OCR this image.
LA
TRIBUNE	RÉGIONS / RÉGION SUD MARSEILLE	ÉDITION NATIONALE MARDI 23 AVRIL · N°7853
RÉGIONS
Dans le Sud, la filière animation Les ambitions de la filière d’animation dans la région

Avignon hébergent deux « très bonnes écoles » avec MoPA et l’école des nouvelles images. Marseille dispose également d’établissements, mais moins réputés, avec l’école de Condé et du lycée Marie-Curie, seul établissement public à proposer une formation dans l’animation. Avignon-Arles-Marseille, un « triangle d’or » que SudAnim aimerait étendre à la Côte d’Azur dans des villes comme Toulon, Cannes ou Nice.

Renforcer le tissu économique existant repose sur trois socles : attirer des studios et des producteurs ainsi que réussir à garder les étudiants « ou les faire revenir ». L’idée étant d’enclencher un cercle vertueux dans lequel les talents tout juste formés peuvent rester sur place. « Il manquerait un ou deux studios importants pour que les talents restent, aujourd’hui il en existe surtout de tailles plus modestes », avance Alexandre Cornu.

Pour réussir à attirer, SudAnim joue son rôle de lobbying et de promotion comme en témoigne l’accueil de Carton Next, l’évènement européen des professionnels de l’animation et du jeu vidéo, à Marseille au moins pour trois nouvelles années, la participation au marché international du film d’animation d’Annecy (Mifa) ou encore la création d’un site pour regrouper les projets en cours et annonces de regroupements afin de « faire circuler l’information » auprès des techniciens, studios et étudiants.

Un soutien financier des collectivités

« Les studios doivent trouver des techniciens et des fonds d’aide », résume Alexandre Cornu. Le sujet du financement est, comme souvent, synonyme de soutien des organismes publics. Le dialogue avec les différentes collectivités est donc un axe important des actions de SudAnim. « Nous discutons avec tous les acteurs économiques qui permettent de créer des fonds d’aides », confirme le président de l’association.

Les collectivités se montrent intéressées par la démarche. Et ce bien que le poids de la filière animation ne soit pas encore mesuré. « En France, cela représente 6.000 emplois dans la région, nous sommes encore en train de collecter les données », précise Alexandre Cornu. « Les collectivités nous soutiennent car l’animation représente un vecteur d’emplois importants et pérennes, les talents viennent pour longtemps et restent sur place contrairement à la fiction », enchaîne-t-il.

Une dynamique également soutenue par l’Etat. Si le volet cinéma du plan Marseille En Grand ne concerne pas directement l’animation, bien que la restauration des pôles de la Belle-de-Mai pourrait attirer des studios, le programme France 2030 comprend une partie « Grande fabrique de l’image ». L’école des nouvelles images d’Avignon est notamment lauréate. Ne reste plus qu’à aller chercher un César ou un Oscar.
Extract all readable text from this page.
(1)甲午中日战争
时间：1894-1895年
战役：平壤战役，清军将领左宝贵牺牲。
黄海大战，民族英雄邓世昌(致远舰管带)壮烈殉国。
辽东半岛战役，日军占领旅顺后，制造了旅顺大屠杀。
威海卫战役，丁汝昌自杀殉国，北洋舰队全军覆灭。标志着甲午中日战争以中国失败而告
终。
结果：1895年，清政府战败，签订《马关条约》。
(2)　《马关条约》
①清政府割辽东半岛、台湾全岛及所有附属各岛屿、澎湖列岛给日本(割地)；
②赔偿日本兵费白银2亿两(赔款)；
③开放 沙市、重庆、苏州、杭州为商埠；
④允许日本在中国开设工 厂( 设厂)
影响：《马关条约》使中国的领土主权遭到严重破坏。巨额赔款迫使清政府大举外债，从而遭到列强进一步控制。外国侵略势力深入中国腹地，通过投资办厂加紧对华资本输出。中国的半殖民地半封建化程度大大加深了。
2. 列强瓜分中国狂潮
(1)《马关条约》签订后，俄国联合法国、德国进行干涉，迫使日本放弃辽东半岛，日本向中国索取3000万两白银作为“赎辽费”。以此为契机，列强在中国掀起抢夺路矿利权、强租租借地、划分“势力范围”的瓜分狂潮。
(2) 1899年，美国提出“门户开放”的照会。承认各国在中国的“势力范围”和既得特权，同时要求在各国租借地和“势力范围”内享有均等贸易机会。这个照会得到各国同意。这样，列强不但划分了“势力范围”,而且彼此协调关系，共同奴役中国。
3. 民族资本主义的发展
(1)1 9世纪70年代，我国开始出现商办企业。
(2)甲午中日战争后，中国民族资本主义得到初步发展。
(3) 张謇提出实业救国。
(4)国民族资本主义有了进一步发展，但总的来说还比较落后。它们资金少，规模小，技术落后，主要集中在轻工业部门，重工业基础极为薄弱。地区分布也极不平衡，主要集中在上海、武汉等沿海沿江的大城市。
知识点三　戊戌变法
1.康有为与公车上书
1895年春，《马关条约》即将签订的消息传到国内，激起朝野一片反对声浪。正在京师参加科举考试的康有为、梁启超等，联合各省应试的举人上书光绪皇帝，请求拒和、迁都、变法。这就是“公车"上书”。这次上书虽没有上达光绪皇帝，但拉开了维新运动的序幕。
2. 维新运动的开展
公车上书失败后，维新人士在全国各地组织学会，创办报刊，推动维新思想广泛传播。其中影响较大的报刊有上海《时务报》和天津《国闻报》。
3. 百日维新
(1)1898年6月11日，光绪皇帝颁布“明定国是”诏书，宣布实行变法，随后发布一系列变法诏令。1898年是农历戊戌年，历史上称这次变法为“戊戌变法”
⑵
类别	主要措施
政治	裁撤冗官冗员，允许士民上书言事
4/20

──────────────────────────────

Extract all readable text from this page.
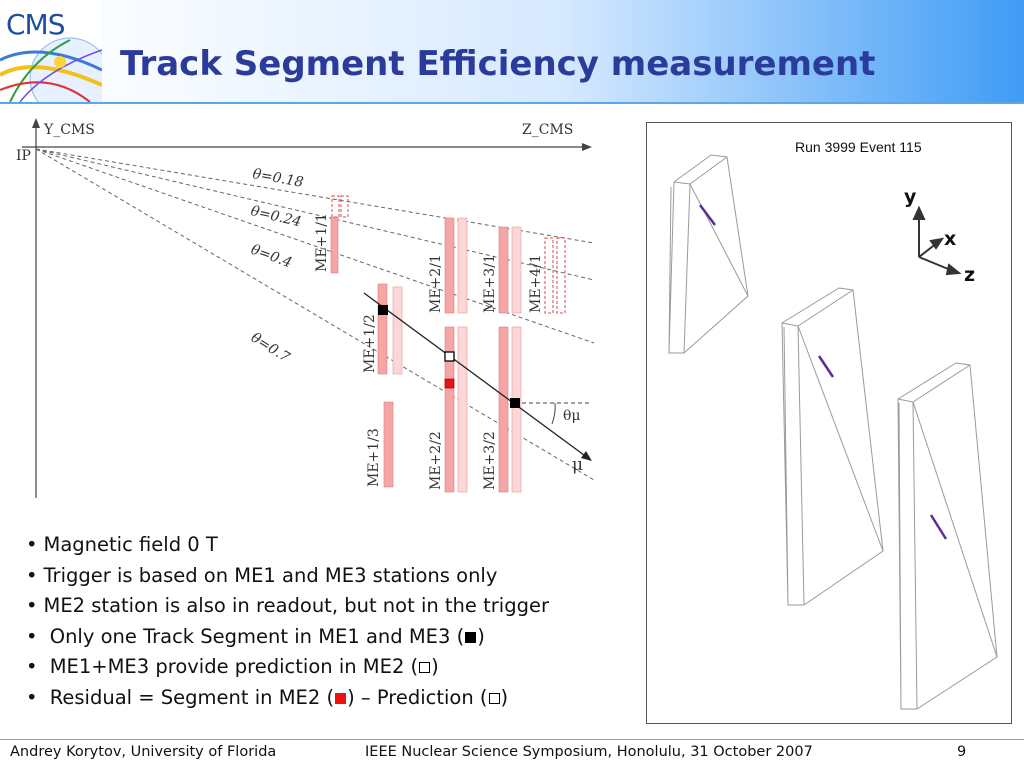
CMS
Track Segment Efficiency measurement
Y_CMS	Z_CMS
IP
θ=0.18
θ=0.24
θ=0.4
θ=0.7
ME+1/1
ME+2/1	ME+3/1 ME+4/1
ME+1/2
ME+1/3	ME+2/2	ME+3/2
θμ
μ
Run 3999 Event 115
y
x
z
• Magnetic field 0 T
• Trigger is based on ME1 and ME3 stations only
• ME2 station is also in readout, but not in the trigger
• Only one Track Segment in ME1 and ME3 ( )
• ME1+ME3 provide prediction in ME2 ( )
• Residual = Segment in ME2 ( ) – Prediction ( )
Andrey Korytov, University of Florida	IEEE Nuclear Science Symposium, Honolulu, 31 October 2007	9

──────────────────────────────

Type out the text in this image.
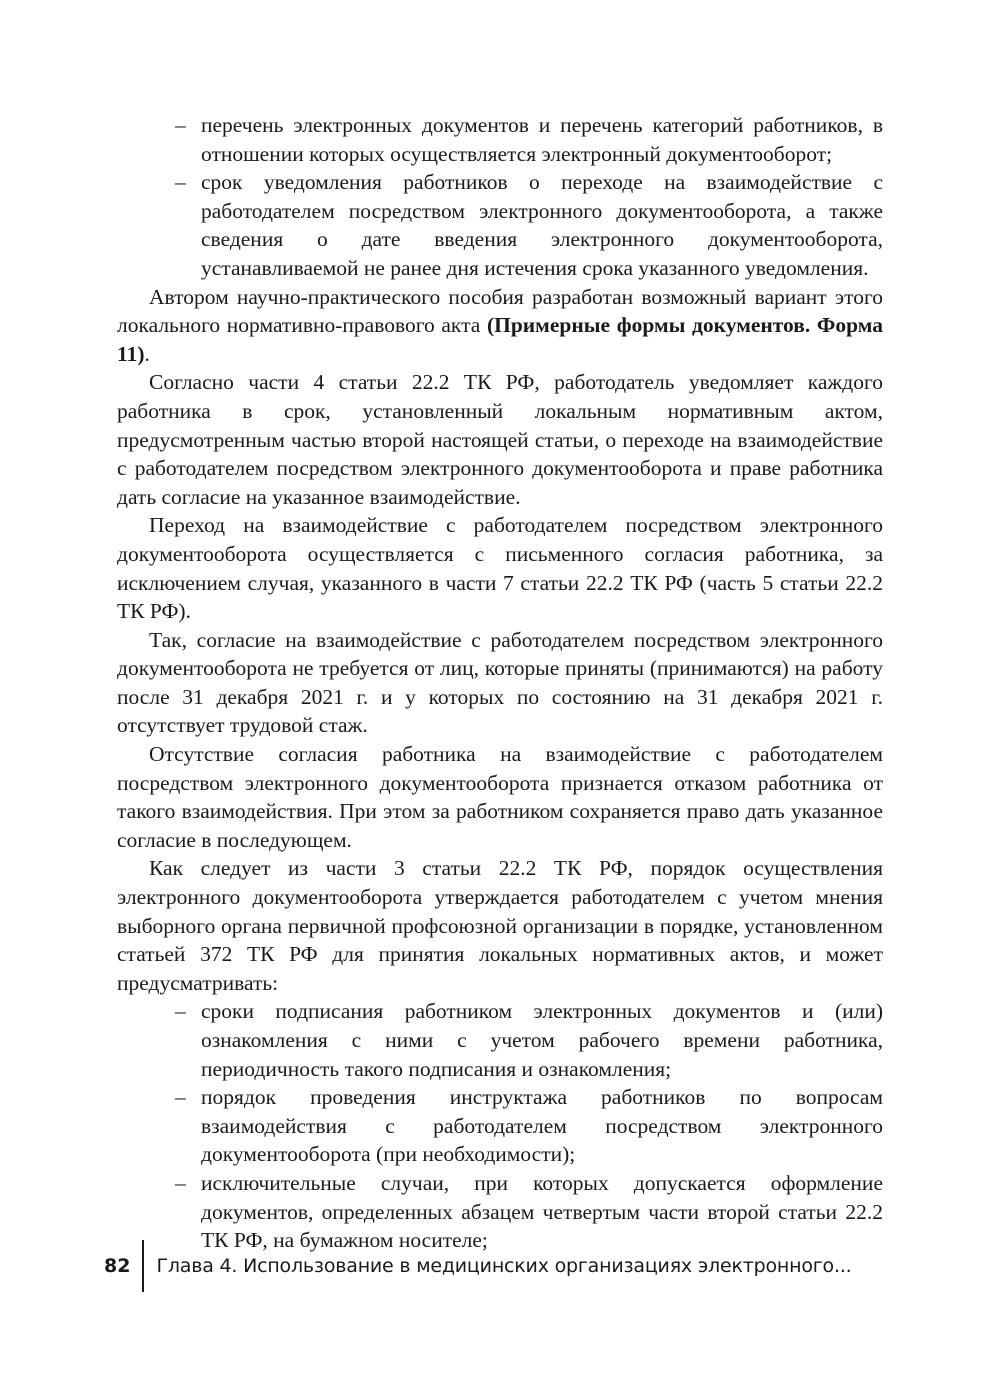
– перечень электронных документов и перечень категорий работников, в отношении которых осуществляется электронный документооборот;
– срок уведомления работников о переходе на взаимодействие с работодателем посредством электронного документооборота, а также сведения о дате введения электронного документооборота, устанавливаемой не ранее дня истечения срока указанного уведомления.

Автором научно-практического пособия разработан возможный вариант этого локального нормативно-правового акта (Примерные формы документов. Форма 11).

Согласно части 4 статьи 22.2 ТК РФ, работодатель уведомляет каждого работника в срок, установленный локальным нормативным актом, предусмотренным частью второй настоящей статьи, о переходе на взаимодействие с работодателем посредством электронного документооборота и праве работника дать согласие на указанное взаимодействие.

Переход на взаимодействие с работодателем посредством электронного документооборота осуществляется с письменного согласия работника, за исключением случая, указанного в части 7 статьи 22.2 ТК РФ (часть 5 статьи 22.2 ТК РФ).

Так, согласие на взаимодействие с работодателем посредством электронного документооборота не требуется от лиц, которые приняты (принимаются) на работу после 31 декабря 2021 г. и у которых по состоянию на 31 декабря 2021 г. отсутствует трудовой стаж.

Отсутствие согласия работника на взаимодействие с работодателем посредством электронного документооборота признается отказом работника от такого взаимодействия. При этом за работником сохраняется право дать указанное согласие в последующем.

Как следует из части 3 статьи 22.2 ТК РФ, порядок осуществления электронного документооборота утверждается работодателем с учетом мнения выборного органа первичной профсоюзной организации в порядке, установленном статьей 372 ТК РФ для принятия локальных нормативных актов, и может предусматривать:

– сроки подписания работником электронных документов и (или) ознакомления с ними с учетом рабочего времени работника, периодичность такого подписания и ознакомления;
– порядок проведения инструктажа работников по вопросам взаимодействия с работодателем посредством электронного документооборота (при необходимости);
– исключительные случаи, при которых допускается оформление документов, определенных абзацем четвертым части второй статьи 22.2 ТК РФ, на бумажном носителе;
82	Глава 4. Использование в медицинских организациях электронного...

──────────────────────────────

The task ::
Only the number is required: the count of lines containing the word "this".

Full answer ::
4